### WRITTEN INSTRUCTION
For the entries that follow, state how many lines include the word "JSON", giving the number and nothing else.

### GIVEN INFORMATION
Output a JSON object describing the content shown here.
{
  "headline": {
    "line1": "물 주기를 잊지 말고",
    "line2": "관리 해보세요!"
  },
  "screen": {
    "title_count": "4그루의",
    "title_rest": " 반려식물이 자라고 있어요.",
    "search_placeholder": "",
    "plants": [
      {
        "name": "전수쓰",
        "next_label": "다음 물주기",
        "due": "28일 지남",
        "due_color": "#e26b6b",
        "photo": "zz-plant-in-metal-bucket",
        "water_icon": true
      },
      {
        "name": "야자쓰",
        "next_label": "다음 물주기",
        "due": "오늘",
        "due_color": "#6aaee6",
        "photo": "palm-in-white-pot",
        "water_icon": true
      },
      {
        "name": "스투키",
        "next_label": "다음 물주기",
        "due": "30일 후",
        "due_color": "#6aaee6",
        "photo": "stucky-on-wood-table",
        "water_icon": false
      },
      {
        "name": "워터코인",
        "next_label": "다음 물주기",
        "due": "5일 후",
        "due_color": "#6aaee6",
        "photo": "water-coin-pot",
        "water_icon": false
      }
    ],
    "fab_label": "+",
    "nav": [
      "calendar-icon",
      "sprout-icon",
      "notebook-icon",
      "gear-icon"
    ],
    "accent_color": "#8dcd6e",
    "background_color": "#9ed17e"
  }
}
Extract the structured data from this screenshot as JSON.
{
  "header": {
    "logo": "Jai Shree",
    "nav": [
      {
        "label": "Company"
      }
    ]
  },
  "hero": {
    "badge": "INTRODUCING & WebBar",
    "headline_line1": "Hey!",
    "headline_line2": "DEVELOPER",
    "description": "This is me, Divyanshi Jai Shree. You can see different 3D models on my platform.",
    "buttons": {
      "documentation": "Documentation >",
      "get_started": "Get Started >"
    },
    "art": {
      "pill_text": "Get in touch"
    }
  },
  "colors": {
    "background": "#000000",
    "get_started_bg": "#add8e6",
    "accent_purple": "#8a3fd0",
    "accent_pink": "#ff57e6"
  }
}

### RESULT OF THE TASK
2